## Task statement:
Give every line from the entries that contains "true".

## Given entries:

** Begin **

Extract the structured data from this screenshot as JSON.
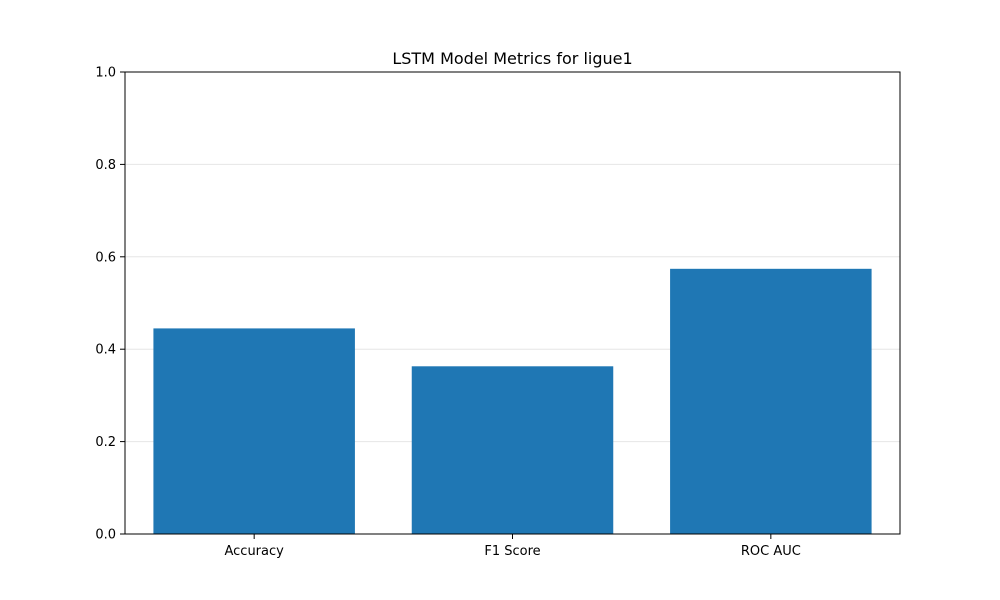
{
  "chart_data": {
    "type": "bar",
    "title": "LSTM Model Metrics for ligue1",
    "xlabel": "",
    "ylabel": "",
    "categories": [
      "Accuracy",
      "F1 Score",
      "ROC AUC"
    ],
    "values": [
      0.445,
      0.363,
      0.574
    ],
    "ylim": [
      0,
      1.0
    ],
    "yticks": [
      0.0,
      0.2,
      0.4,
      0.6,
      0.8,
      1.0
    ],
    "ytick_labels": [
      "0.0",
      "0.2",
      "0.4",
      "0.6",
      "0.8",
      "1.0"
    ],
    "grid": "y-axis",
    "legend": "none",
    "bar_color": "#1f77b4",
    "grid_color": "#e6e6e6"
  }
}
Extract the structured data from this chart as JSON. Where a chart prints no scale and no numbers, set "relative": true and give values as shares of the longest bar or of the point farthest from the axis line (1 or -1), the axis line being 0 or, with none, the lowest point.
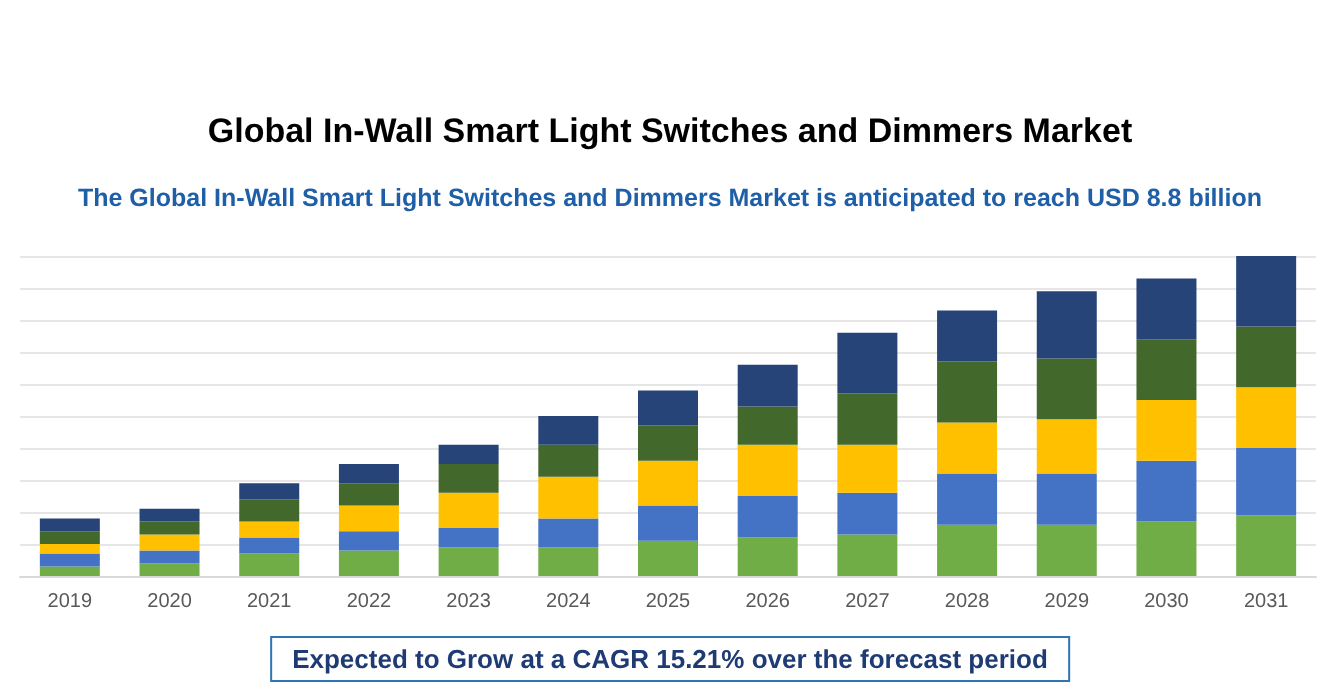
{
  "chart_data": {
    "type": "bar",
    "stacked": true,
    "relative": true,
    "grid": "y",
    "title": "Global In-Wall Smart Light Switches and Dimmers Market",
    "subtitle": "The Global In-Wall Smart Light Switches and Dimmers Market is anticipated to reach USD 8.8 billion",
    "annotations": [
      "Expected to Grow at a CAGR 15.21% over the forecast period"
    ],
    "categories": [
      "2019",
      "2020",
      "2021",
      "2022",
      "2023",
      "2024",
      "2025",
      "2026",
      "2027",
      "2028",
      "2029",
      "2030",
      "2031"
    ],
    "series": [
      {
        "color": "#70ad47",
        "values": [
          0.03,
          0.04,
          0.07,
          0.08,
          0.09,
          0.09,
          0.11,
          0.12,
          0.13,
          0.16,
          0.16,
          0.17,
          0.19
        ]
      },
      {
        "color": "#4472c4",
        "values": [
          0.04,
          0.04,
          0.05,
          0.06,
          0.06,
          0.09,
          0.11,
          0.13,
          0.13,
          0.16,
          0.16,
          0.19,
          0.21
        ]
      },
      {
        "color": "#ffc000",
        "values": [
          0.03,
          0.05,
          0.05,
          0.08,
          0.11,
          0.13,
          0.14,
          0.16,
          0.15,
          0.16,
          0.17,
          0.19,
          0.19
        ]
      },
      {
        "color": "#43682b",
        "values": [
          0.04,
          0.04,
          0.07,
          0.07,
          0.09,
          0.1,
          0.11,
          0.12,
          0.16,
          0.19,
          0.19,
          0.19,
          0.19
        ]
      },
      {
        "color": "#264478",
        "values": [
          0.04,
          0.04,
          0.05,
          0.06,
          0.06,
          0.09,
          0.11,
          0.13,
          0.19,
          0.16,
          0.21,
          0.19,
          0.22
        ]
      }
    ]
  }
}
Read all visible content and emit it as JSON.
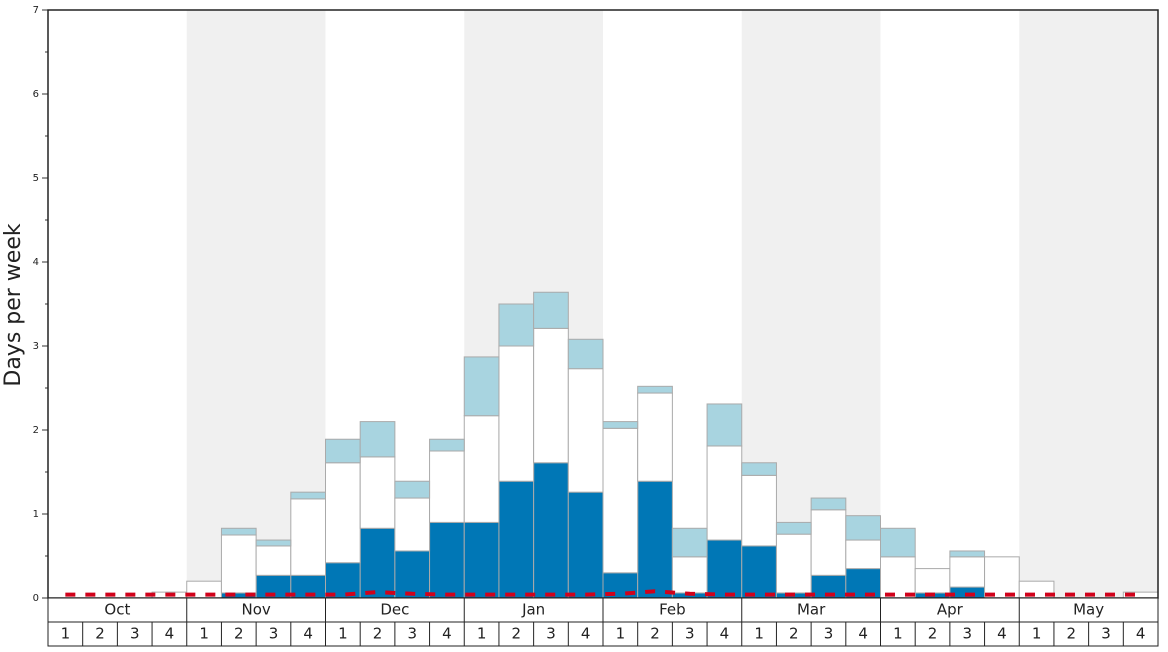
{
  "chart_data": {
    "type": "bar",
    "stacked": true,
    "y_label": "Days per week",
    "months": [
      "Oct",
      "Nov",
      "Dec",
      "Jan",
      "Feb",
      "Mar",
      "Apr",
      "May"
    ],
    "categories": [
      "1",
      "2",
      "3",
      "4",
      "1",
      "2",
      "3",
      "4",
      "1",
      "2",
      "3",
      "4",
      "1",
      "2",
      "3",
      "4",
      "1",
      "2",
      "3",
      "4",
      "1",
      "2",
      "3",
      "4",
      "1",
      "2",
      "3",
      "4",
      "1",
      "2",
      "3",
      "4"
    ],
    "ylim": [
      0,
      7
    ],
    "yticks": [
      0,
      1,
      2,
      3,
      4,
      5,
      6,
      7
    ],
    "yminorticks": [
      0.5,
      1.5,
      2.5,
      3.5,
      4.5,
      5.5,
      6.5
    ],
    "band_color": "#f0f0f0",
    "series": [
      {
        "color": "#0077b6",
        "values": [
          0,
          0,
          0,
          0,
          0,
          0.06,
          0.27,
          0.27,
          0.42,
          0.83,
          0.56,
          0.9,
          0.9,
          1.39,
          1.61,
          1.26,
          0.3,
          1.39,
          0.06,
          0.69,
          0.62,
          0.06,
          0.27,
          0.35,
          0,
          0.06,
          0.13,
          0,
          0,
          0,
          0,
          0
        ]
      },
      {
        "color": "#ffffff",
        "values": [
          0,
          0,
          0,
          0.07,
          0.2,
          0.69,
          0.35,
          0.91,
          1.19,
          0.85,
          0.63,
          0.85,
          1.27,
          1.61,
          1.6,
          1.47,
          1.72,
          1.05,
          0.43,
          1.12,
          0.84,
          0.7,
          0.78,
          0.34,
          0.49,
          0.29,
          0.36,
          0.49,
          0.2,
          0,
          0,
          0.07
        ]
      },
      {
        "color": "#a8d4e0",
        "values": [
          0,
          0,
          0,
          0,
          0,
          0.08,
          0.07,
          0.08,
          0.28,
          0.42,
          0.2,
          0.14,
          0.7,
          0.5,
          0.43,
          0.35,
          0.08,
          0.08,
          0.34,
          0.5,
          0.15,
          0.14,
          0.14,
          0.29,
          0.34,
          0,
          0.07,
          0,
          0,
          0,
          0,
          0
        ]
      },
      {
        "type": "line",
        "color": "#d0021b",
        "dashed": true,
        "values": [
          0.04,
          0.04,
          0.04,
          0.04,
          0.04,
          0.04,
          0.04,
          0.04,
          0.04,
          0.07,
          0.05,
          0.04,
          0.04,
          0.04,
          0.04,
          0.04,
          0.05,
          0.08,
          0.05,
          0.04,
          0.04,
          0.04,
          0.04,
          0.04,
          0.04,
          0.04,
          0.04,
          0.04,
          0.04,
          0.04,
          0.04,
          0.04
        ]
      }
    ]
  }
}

** End **
** Begin **

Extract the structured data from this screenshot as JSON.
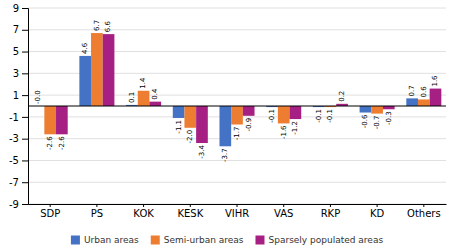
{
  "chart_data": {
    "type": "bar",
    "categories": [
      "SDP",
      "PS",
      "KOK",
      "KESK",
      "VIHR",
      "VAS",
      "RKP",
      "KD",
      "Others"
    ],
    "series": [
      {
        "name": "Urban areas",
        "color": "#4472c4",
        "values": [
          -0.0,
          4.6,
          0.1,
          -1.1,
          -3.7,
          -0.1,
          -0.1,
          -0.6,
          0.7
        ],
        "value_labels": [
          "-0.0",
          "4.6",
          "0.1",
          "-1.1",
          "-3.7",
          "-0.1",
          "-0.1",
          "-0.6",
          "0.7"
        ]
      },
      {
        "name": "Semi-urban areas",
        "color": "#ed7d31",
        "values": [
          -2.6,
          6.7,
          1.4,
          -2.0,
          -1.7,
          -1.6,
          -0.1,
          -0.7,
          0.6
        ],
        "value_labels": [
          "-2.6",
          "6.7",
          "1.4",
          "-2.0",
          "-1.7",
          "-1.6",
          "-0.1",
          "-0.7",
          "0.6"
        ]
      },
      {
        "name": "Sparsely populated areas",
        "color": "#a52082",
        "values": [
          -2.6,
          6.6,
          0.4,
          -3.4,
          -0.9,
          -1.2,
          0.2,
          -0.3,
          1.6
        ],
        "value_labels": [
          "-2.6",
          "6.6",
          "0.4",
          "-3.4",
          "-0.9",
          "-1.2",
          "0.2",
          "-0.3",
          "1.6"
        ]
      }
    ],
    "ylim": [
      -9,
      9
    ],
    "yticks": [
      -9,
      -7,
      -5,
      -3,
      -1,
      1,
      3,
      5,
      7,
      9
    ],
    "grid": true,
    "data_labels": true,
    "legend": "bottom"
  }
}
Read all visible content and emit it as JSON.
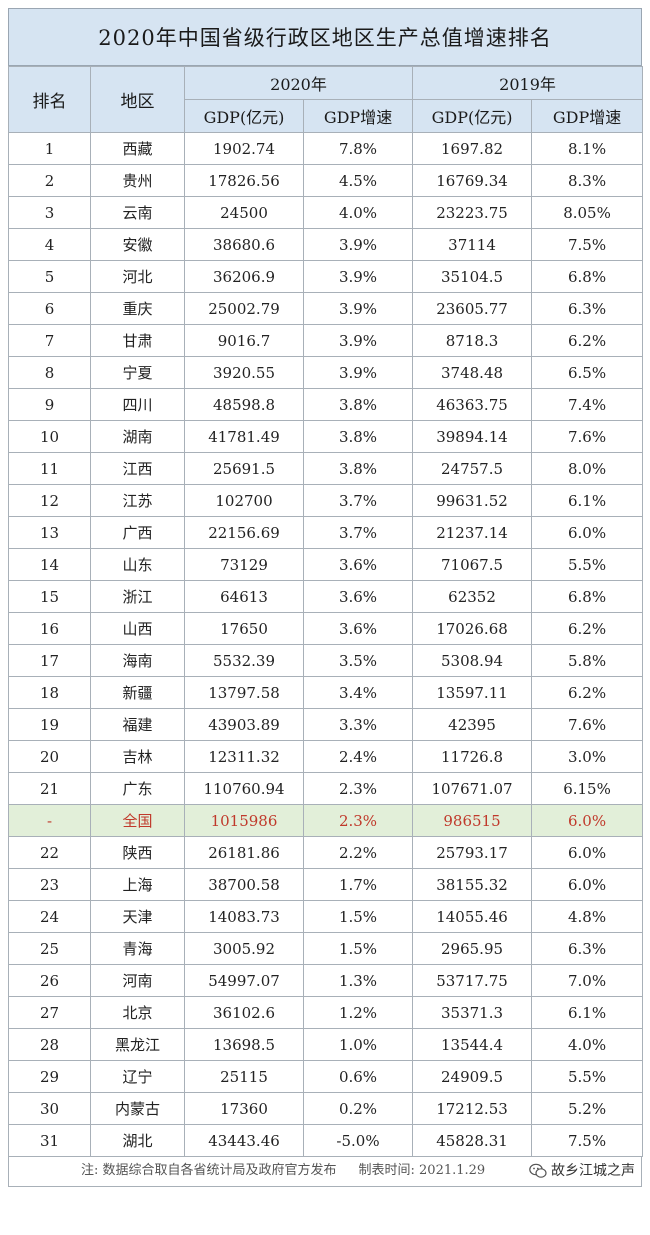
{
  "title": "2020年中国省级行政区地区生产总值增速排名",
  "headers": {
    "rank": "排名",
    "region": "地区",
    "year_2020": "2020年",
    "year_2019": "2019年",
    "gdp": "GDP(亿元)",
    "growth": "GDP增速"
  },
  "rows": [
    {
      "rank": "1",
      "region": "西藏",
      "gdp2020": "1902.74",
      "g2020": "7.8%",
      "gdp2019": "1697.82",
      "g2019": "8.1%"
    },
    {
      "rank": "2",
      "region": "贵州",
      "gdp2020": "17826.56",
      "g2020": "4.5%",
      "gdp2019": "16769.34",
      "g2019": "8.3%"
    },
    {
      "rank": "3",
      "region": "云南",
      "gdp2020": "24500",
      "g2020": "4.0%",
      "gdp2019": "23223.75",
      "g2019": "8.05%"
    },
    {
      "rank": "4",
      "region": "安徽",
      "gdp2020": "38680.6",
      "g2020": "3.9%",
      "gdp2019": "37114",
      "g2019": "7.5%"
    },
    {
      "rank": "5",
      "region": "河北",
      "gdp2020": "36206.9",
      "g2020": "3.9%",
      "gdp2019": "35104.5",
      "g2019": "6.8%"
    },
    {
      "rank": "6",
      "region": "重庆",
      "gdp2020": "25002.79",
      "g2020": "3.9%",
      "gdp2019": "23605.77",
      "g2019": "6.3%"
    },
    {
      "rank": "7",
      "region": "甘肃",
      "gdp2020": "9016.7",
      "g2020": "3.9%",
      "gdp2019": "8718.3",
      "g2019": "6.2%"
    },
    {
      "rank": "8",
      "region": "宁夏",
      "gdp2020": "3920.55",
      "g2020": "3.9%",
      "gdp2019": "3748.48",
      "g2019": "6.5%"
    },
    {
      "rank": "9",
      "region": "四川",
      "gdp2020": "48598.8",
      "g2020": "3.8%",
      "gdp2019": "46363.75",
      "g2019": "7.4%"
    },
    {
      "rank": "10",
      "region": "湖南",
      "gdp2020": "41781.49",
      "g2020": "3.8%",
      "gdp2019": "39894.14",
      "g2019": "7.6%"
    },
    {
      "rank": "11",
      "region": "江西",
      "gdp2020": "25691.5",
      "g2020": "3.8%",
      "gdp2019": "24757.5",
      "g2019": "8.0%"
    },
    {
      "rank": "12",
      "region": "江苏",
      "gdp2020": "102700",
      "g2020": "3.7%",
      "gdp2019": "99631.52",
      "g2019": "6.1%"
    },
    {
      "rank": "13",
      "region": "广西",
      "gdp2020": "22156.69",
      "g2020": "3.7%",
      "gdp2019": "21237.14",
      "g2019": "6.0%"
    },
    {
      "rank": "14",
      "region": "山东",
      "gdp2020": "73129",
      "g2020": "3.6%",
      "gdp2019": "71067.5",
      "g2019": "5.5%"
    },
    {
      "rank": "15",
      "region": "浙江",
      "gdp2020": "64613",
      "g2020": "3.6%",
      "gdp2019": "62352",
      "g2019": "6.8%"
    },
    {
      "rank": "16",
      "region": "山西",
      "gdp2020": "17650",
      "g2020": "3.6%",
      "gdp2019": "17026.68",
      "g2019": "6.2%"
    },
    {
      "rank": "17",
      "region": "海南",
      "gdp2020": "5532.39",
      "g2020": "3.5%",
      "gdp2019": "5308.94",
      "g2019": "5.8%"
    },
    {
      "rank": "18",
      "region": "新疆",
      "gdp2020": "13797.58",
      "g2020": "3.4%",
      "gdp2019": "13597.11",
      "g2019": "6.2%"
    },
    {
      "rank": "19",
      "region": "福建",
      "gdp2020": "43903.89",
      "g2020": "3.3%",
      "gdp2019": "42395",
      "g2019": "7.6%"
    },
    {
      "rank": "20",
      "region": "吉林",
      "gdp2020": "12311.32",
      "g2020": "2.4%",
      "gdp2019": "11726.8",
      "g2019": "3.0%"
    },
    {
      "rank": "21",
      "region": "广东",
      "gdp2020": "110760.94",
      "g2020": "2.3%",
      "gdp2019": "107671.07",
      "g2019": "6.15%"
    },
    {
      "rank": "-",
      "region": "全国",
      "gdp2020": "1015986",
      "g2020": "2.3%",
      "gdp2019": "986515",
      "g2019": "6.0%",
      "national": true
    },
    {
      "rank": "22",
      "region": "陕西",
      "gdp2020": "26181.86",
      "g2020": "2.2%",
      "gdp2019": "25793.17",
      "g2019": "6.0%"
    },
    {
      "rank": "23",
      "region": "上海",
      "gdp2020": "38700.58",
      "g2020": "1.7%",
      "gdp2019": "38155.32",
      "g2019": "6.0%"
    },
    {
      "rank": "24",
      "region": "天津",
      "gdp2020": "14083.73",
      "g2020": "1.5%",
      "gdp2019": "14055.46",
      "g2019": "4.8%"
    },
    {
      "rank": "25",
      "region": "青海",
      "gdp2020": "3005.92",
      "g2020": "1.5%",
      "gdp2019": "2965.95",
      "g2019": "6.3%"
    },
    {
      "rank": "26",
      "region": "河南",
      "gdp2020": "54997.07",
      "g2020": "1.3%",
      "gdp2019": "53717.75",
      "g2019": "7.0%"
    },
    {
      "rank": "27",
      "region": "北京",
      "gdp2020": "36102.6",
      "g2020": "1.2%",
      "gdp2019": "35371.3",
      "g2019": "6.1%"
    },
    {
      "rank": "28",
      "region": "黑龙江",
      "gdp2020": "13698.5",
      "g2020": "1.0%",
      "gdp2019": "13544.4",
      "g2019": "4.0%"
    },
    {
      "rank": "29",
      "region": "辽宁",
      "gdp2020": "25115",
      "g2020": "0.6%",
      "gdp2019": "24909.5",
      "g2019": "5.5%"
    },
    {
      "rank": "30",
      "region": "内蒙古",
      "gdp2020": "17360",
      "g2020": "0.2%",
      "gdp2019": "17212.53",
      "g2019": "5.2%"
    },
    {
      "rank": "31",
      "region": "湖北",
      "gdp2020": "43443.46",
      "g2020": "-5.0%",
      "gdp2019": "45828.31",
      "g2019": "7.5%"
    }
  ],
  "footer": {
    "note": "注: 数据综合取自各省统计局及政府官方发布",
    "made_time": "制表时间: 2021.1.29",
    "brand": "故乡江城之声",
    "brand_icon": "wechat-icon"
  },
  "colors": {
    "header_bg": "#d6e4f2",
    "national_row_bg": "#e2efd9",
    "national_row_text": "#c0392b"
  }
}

** End **

## Response:
Extract the structured data from this chart as JSON. Where a chart prints no scale and no numbers, set "relative": true and give values as shares of the longest bar or of the point farthest from the axis line (1 or -1), the axis line being 0 or, with none, the lowest point.
    "stacked": true,
    "relative": true,
    "stacked": true,
        "dashed": true,
    "grid": true,
    "data_labels": true,
      "national": true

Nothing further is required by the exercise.